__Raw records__

========

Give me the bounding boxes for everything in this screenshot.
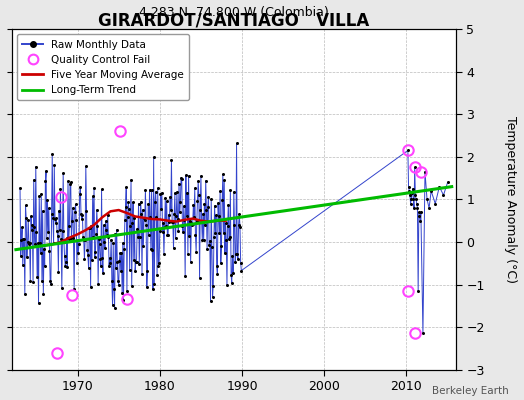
Legend: Raw Monthly Data, Quality Control Fail, Five Year Moving Average, Long-Term Tren: Raw Monthly Data, Quality Control Fail, …	[17, 34, 189, 100]
Y-axis label: Temperature Anomaly (°C): Temperature Anomaly (°C)	[504, 116, 517, 283]
Title: GIRARDOT/SANTIAGO   VILLA: GIRARDOT/SANTIAGO VILLA	[98, 11, 369, 29]
Text: 4.283 N, 74.800 W (Colombia): 4.283 N, 74.800 W (Colombia)	[139, 6, 329, 19]
Text: Berkeley Earth: Berkeley Earth	[432, 386, 508, 396]
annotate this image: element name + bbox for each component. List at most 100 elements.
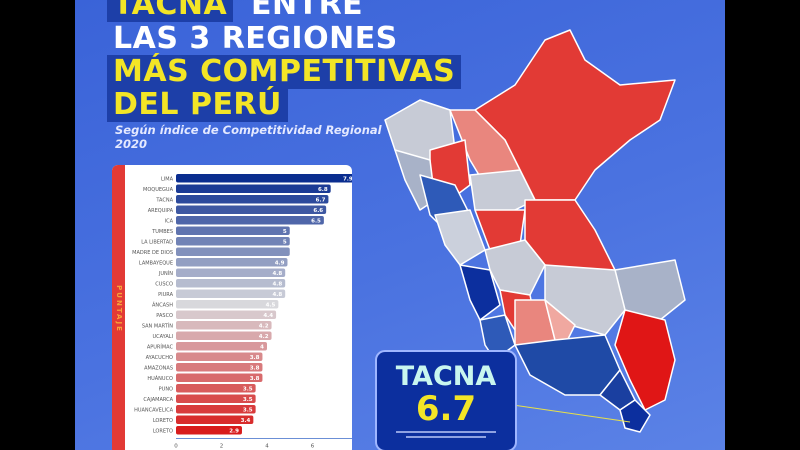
peru-map [384, 29, 686, 433]
value-label: 6.8 [318, 187, 328, 193]
map-region-puno [614, 309, 676, 411]
value-label: 4.4 [263, 313, 273, 319]
category-label: HUÁNUCO [147, 375, 173, 382]
category-label: SAN MARTÍN [142, 322, 173, 329]
category-label: PUNO [159, 386, 173, 392]
tacna-callout: TACNA 6.7 [375, 350, 517, 450]
bar [176, 174, 352, 183]
value-label: 3.5 [243, 407, 253, 413]
bar [176, 384, 256, 393]
value-label: 6.7 [316, 197, 326, 203]
bar [176, 405, 256, 414]
category-label: LAMBAYEQUE [139, 260, 173, 266]
bar [176, 331, 272, 340]
value-label: 4.8 [272, 271, 282, 277]
value-label: 2.9 [229, 428, 239, 434]
category-label: ICA [165, 218, 174, 224]
value-label: 4.8 [272, 281, 282, 287]
value-label: 3.8 [250, 376, 260, 382]
x-tick-label: 6 [311, 444, 315, 450]
bar [176, 321, 272, 330]
map-region-ancash [434, 209, 486, 266]
category-label: ÁNCASH [152, 301, 173, 308]
subtitle: Según índice de Competitividad Regional … [115, 123, 382, 151]
value-label: 3.4 [241, 418, 251, 424]
bar [176, 426, 242, 435]
title-line1: ENTRE [251, 0, 364, 22]
title-line3: MÁS COMPETITIVAS [107, 55, 462, 89]
bar [176, 184, 331, 193]
category-label: PASCO [156, 313, 173, 319]
category-label: LORETO [153, 418, 173, 424]
category-label: AMAZONAS [144, 365, 173, 371]
bar [176, 352, 263, 361]
value-label: 3.5 [243, 386, 253, 392]
callout-fine-print [396, 431, 496, 433]
callout-score: 6.7 [415, 389, 477, 429]
value-label: 6.5 [311, 218, 321, 224]
bar [176, 258, 288, 267]
map-region-arequipa [514, 334, 621, 396]
bar [176, 394, 256, 403]
category-label: LIMA [161, 176, 174, 182]
bar [176, 415, 254, 424]
category-label: HUANCAVELICA [134, 407, 174, 413]
category-label: LA LIBERTAD [141, 239, 173, 245]
map-region-lima [459, 264, 501, 321]
bar [176, 205, 327, 214]
bar [176, 279, 286, 288]
x-tick-label: 4 [265, 444, 269, 450]
callout-pointer [512, 404, 631, 423]
title-line2: LAS 3 REGIONES [113, 21, 398, 56]
bar [176, 289, 286, 298]
category-label: MOQUEGUA [143, 187, 174, 193]
value-label: 4.2 [259, 323, 269, 329]
bar [176, 216, 324, 225]
bar [176, 247, 290, 256]
value-label: 7.9 [343, 176, 352, 182]
category-label: MADRE DE DIOS [132, 250, 173, 256]
map-region-tacna [619, 399, 651, 433]
category-label: JUNÍN [158, 270, 173, 277]
value-label: 5 [283, 229, 287, 235]
value-label: 3.8 [250, 355, 260, 361]
value-label: 4.8 [272, 292, 282, 298]
value-label: 3.5 [243, 397, 253, 403]
bar [176, 237, 290, 246]
category-label: AREQUIPA [148, 208, 174, 214]
value-label: 4 [260, 344, 264, 350]
value-label: 4.9 [275, 260, 285, 266]
callout-region: TACNA [395, 361, 497, 392]
category-label: TACNA [155, 197, 173, 203]
title-highlight: TACNA [107, 0, 234, 22]
value-label: 4.5 [266, 302, 276, 308]
title-line4: DEL PERÚ [107, 88, 288, 122]
category-label: UCAYALI [152, 334, 173, 340]
value-label: 4.2 [259, 334, 269, 340]
bar [176, 226, 290, 235]
bar [176, 268, 286, 277]
bar [176, 310, 277, 319]
bar [176, 342, 267, 351]
category-label: LORETO [153, 428, 173, 434]
category-label: TUMBES [151, 229, 173, 235]
callout-fine-print [406, 436, 486, 438]
value-label: 6.6 [313, 208, 323, 214]
map-region-san-martin [469, 169, 536, 216]
category-label: AYACUCHO [146, 355, 173, 361]
bar [176, 195, 329, 204]
bar [176, 363, 263, 372]
infographic: TACNA ENTRE LAS 3 REGIONES MÁS COMPETITI… [75, 0, 725, 450]
category-label: PIURA [158, 292, 173, 298]
value-label: 3.8 [250, 365, 260, 371]
x-tick-label: 0 [174, 444, 178, 450]
x-tick-label: 2 [220, 444, 224, 450]
chart-panel: PUNTAJE LIMA 7.9 MOQUEGUA 6.8 TACNA 6.7 AREQUI… [112, 165, 352, 450]
bar [176, 373, 263, 382]
category-label: APURÍMAC [147, 343, 174, 350]
bar [176, 300, 279, 309]
bar-chart: LIMA 7.9 MOQUEGUA 6.8 TACNA 6.7 AREQUIPA 6.6 ICA… [132, 174, 352, 450]
category-label: CUSCO [155, 281, 173, 287]
category-label: CAJAMARCA [143, 397, 173, 403]
y-axis-strip [112, 165, 125, 450]
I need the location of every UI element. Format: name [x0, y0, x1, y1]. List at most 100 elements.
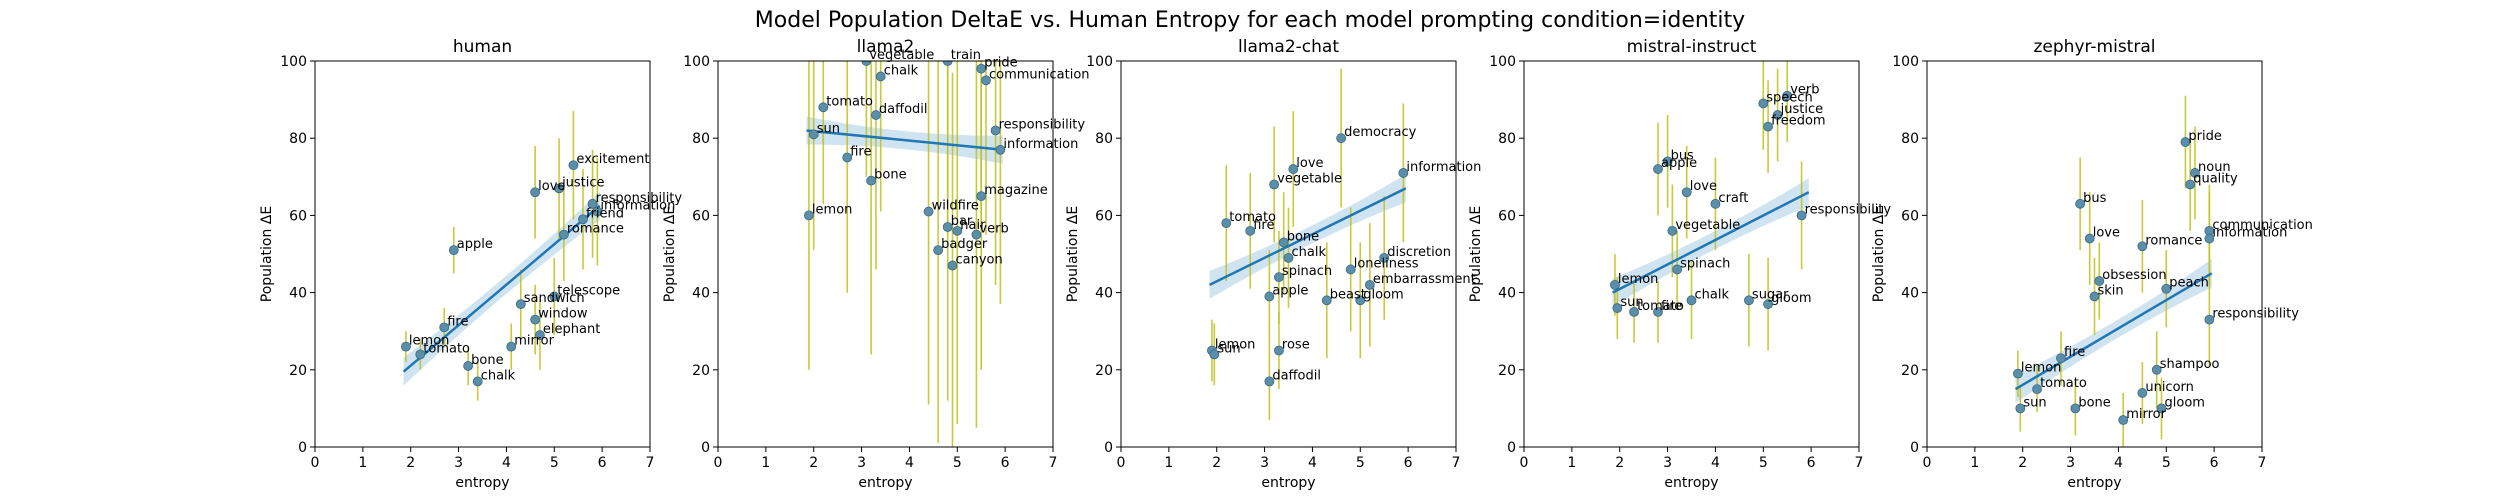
x-tick-label: 0 — [1117, 455, 1126, 471]
x-tick-label: 1 — [358, 455, 367, 471]
data-point — [818, 102, 829, 113]
data-point — [1710, 198, 1721, 209]
data-point — [415, 349, 426, 360]
point-label: badger — [941, 237, 988, 252]
data-point — [1209, 349, 1220, 360]
point-label: sandwich — [524, 291, 585, 306]
regression-line — [1611, 191, 1810, 294]
y-tick-label: 0 — [1910, 440, 1919, 456]
point-label: obsession — [2102, 268, 2166, 283]
data-point — [2075, 198, 2086, 209]
data-point — [558, 229, 569, 240]
point-label: wildfire — [932, 199, 979, 214]
data-point — [1355, 295, 1366, 306]
y-tick-label: 100 — [683, 54, 710, 70]
x-tick-label: 7 — [646, 455, 655, 471]
data-point — [515, 299, 526, 310]
data-point — [1653, 306, 1663, 317]
data-point — [981, 75, 991, 86]
point-label: fire — [447, 314, 468, 329]
y-tick-label: 40 — [289, 286, 307, 302]
data-layer — [1207, 68, 1409, 420]
x-tick-label: 5 — [953, 455, 962, 471]
point-label: train — [951, 48, 981, 63]
point-label: chalk — [884, 63, 919, 78]
data-point — [1264, 376, 1275, 387]
x-tick-label: 4 — [502, 455, 511, 471]
point-label: freedom — [1771, 114, 1826, 129]
x-tick-label: 7 — [1855, 455, 1864, 471]
point-label: sun — [1217, 341, 1240, 356]
point-label: rose — [1282, 338, 1310, 353]
point-label: pride — [2188, 129, 2221, 144]
point-label: chalk — [481, 368, 516, 383]
point-label: beast — [1330, 287, 1366, 302]
y-tick-label: 20 — [1498, 363, 1516, 379]
x-axis-label: entropy — [858, 475, 912, 491]
data-point — [1667, 225, 1678, 236]
point-label: verb — [1790, 83, 1819, 98]
x-axis-label: entropy — [2067, 475, 2121, 491]
x-tick-label: 2 — [406, 455, 415, 471]
data-point — [2056, 353, 2066, 364]
y-tick-label: 0 — [298, 440, 307, 456]
data-point — [861, 61, 872, 66]
data-point — [1321, 295, 1332, 306]
y-tick-label: 40 — [1498, 286, 1516, 302]
data-point — [1610, 279, 1620, 290]
data-point — [1274, 345, 1284, 356]
y-tick-label: 40 — [1901, 286, 1919, 302]
y-tick-label: 60 — [1498, 208, 1516, 224]
point-label: hair — [960, 218, 986, 233]
data-point — [976, 63, 987, 74]
point-label: loneliness — [1354, 256, 1419, 271]
x-tick-label: 6 — [598, 455, 607, 471]
y-axis-label: Population ΔE — [1468, 206, 1484, 302]
x-tick-label: 4 — [905, 455, 914, 471]
data-point — [1364, 279, 1375, 290]
data-layer — [401, 111, 603, 401]
point-label: daffodil — [879, 102, 928, 117]
point-label: skin — [2098, 283, 2124, 298]
y-tick-label: 80 — [1498, 131, 1516, 147]
y-tick-label: 60 — [692, 208, 710, 224]
point-label: tomato — [423, 341, 470, 356]
y-tick-label: 40 — [1095, 286, 1113, 302]
data-point — [1744, 295, 1754, 306]
x-tick-label: 2 — [809, 455, 818, 471]
point-label: mirror — [514, 334, 554, 349]
y-axis-label: Population ΔE — [259, 206, 275, 302]
y-tick-label: 20 — [1901, 363, 1919, 379]
point-label: spinach — [1282, 264, 1332, 279]
x-tick-label: 1 — [1567, 455, 1576, 471]
y-tick-label: 20 — [1095, 363, 1113, 379]
data-point — [1269, 179, 1280, 190]
x-tick-label: 1 — [1970, 455, 1979, 471]
x-tick-label: 7 — [1049, 455, 1058, 471]
y-tick-label: 60 — [1095, 208, 1113, 224]
x-tick-label: 2 — [2018, 455, 2027, 471]
data-point — [2032, 384, 2042, 395]
data-point — [942, 222, 953, 232]
x-tick-label: 7 — [2258, 455, 2267, 471]
data-point — [1379, 252, 1390, 263]
point-label: tomato — [1229, 210, 1276, 225]
point-label: bone — [1287, 229, 1319, 244]
y-tick-label: 80 — [1095, 131, 1113, 147]
data-point — [1662, 156, 1673, 167]
data-point — [401, 341, 411, 352]
point-label: love — [1296, 156, 1323, 171]
data-point — [1278, 237, 1289, 248]
data-point — [1345, 264, 1356, 275]
x-tick-label: 1 — [761, 455, 770, 471]
data-point — [1612, 303, 1623, 313]
data-point — [1336, 133, 1347, 144]
point-label: elephant — [543, 322, 600, 337]
point-label: sun — [2023, 395, 2046, 410]
data-point — [1398, 168, 1409, 178]
point-label: craft — [1718, 191, 1748, 206]
point-label: responsibility — [2212, 307, 2299, 322]
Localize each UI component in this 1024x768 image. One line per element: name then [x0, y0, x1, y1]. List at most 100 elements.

========

__Stated exercise__
Put the lines from the one containing "Legend: Raw Monthly" to the one containing "Text: 4.283 N, 74.800", both included, into a JSON list of strings with one string per line and blank lines omitted.

__Task solution__
[
  "Legend: Raw Monthly Data, Quality Control Fail, Five Year Moving Average, Long-Term Tren: Raw Monthly Data, Quality Control Fail, …\t[17, 34, 189, 100]",
  "Y-axis label: Temperature Anomaly (°C): Temperature Anomaly (°C)\t[504, 116, 517, 283]",
  "Title: GIRARDOT/SANTIAGO   VILLA: GIRARDOT/SANTIAGO VILLA\t[98, 11, 369, 29]",
  "Text: 4.283 N, 74.800 W (Colombia): 4.283 N, 74.800 W (Colombia)\t[139, 6, 329, 19]"
]